* [Required work] Transcribe each line of the records below exactly, excluding any embedded images.
-- Dataset entries start --
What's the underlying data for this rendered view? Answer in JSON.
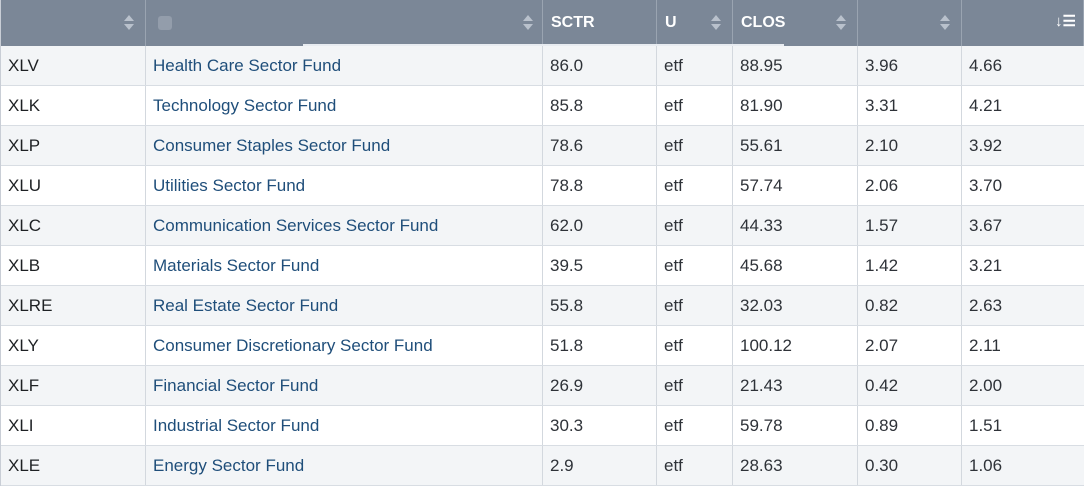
{
  "header": {
    "columns": [
      "",
      "",
      "SCTR",
      "U",
      "CLOS",
      "",
      ""
    ]
  },
  "rows": [
    {
      "symbol": "XLV",
      "name": "Health Care Sector Fund",
      "sctr": "86.0",
      "u": "etf",
      "close": "88.95",
      "col6": "3.96",
      "col7": "4.66"
    },
    {
      "symbol": "XLK",
      "name": "Technology Sector Fund",
      "sctr": "85.8",
      "u": "etf",
      "close": "81.90",
      "col6": "3.31",
      "col7": "4.21"
    },
    {
      "symbol": "XLP",
      "name": "Consumer Staples Sector Fund",
      "sctr": "78.6",
      "u": "etf",
      "close": "55.61",
      "col6": "2.10",
      "col7": "3.92"
    },
    {
      "symbol": "XLU",
      "name": "Utilities Sector Fund",
      "sctr": "78.8",
      "u": "etf",
      "close": "57.74",
      "col6": "2.06",
      "col7": "3.70"
    },
    {
      "symbol": "XLC",
      "name": "Communication Services Sector Fund",
      "sctr": "62.0",
      "u": "etf",
      "close": "44.33",
      "col6": "1.57",
      "col7": "3.67"
    },
    {
      "symbol": "XLB",
      "name": "Materials Sector Fund",
      "sctr": "39.5",
      "u": "etf",
      "close": "45.68",
      "col6": "1.42",
      "col7": "3.21"
    },
    {
      "symbol": "XLRE",
      "name": "Real Estate Sector Fund",
      "sctr": "55.8",
      "u": "etf",
      "close": "32.03",
      "col6": "0.82",
      "col7": "2.63"
    },
    {
      "symbol": "XLY",
      "name": "Consumer Discretionary Sector Fund",
      "sctr": "51.8",
      "u": "etf",
      "close": "100.12",
      "col6": "2.07",
      "col7": "2.11"
    },
    {
      "symbol": "XLF",
      "name": "Financial Sector Fund",
      "sctr": "26.9",
      "u": "etf",
      "close": "21.43",
      "col6": "0.42",
      "col7": "2.00"
    },
    {
      "symbol": "XLI",
      "name": "Industrial Sector Fund",
      "sctr": "30.3",
      "u": "etf",
      "close": "59.78",
      "col6": "0.89",
      "col7": "1.51"
    },
    {
      "symbol": "XLE",
      "name": "Energy Sector Fund",
      "sctr": "2.9",
      "u": "etf",
      "close": "28.63",
      "col6": "0.30",
      "col7": "1.06"
    }
  ]
}
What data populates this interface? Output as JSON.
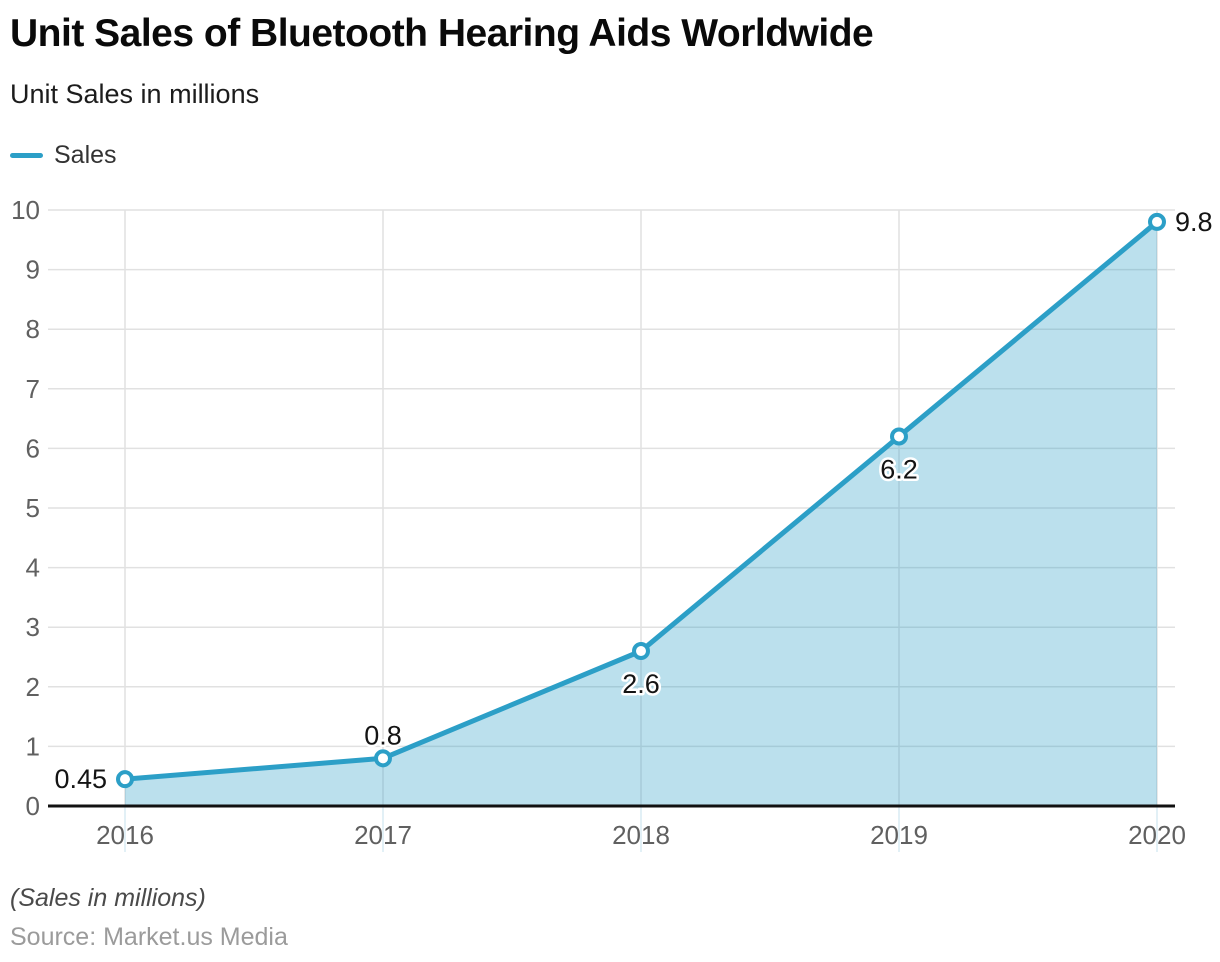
{
  "header": {
    "title": "Unit Sales of Bluetooth Hearing Aids Worldwide",
    "subtitle": "Unit Sales in millions"
  },
  "legend": {
    "items": [
      {
        "label": "Sales",
        "color": "#2C9FC7"
      }
    ]
  },
  "chart_data": {
    "type": "area",
    "title": "Unit Sales of Bluetooth Hearing Aids Worldwide",
    "subtitle": "Unit Sales in millions",
    "categories": [
      "2016",
      "2017",
      "2018",
      "2019",
      "2020"
    ],
    "series": [
      {
        "name": "Sales",
        "values": [
          0.45,
          0.8,
          2.6,
          6.2,
          9.8
        ],
        "color": "#2C9FC7",
        "fill_opacity": 0.32,
        "marker": "open-circle"
      }
    ],
    "point_labels": [
      "0.45",
      "0.8",
      "2.6",
      "6.2",
      "9.8"
    ],
    "label_placements": [
      "left",
      "top",
      "bottom",
      "bottom",
      "right"
    ],
    "xlabel": "",
    "ylabel": "Unit Sales in millions",
    "ylim": [
      0,
      10
    ],
    "ytick_interval": 1,
    "yticks": [
      0,
      1,
      2,
      3,
      4,
      5,
      6,
      7,
      8,
      9,
      10
    ],
    "grid": true,
    "legend_position": "top-left"
  },
  "footer": {
    "note": "(Sales in millions)",
    "source": "Source: Market.us Media"
  },
  "colors": {
    "accent": "#2C9FC7",
    "gridline": "#E1E1E1",
    "axis_line": "#111111",
    "tick_text": "#606060",
    "data_label": "#141414",
    "label_halo": "#FFFFFF",
    "title_text": "#0A0A0A",
    "subtitle_text": "#1C1C1C",
    "legend_text": "#333333",
    "note_text": "#4A4A4A",
    "source_text": "#9B9B9B",
    "below_axis_tick": "#D8EAF2"
  }
}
-- Dataset entries end --
* [Written solution]
What's the underlying data for this rendered view? Answer in JSON.
{
  "header": {
    "columns": [
      "",
      "",
      "SCTR",
      "U",
      "CLOS",
      "",
      ""
    ]
  },
  "rows": [
    {
      "symbol": "XLV",
      "name": "Health Care Sector Fund",
      "sctr": "86.0",
      "u": "etf",
      "close": "88.95",
      "col6": "3.96",
      "col7": "4.66"
    },
    {
      "symbol": "XLK",
      "name": "Technology Sector Fund",
      "sctr": "85.8",
      "u": "etf",
      "close": "81.90",
      "col6": "3.31",
      "col7": "4.21"
    },
    {
      "symbol": "XLP",
      "name": "Consumer Staples Sector Fund",
      "sctr": "78.6",
      "u": "etf",
      "close": "55.61",
      "col6": "2.10",
      "col7": "3.92"
    },
    {
      "symbol": "XLU",
      "name": "Utilities Sector Fund",
      "sctr": "78.8",
      "u": "etf",
      "close": "57.74",
      "col6": "2.06",
      "col7": "3.70"
    },
    {
      "symbol": "XLC",
      "name": "Communication Services Sector Fund",
      "sctr": "62.0",
      "u": "etf",
      "close": "44.33",
      "col6": "1.57",
      "col7": "3.67"
    },
    {
      "symbol": "XLB",
      "name": "Materials Sector Fund",
      "sctr": "39.5",
      "u": "etf",
      "close": "45.68",
      "col6": "1.42",
      "col7": "3.21"
    },
    {
      "symbol": "XLRE",
      "name": "Real Estate Sector Fund",
      "sctr": "55.8",
      "u": "etf",
      "close": "32.03",
      "col6": "0.82",
      "col7": "2.63"
    },
    {
      "symbol": "XLY",
      "name": "Consumer Discretionary Sector Fund",
      "sctr": "51.8",
      "u": "etf",
      "close": "100.12",
      "col6": "2.07",
      "col7": "2.11"
    },
    {
      "symbol": "XLF",
      "name": "Financial Sector Fund",
      "sctr": "26.9",
      "u": "etf",
      "close": "21.43",
      "col6": "0.42",
      "col7": "2.00"
    },
    {
      "symbol": "XLI",
      "name": "Industrial Sector Fund",
      "sctr": "30.3",
      "u": "etf",
      "close": "59.78",
      "col6": "0.89",
      "col7": "1.51"
    },
    {
      "symbol": "XLE",
      "name": "Energy Sector Fund",
      "sctr": "2.9",
      "u": "etf",
      "close": "28.63",
      "col6": "0.30",
      "col7": "1.06"
    }
  ]
}
What data populates this interface? Output as JSON.
{
  "header": {
    "title": "Unit Sales of Bluetooth Hearing Aids Worldwide",
    "subtitle": "Unit Sales in millions"
  },
  "legend": {
    "items": [
      {
        "label": "Sales",
        "color": "#2C9FC7"
      }
    ]
  },
  "chart_data": {
    "type": "area",
    "title": "Unit Sales of Bluetooth Hearing Aids Worldwide",
    "subtitle": "Unit Sales in millions",
    "categories": [
      "2016",
      "2017",
      "2018",
      "2019",
      "2020"
    ],
    "series": [
      {
        "name": "Sales",
        "values": [
          0.45,
          0.8,
          2.6,
          6.2,
          9.8
        ],
        "color": "#2C9FC7",
        "fill_opacity": 0.32,
        "marker": "open-circle"
      }
    ],
    "point_labels": [
      "0.45",
      "0.8",
      "2.6",
      "6.2",
      "9.8"
    ],
    "label_placements": [
      "left",
      "top",
      "bottom",
      "bottom",
      "right"
    ],
    "xlabel": "",
    "ylabel": "Unit Sales in millions",
    "ylim": [
      0,
      10
    ],
    "ytick_interval": 1,
    "yticks": [
      0,
      1,
      2,
      3,
      4,
      5,
      6,
      7,
      8,
      9,
      10
    ],
    "grid": true,
    "legend_position": "top-left"
  },
  "footer": {
    "note": "(Sales in millions)",
    "source": "Source: Market.us Media"
  },
  "colors": {
    "accent": "#2C9FC7",
    "gridline": "#E1E1E1",
    "axis_line": "#111111",
    "tick_text": "#606060",
    "data_label": "#141414",
    "label_halo": "#FFFFFF",
    "title_text": "#0A0A0A",
    "subtitle_text": "#1C1C1C",
    "legend_text": "#333333",
    "note_text": "#4A4A4A",
    "source_text": "#9B9B9B",
    "below_axis_tick": "#D8EAF2"
  }
}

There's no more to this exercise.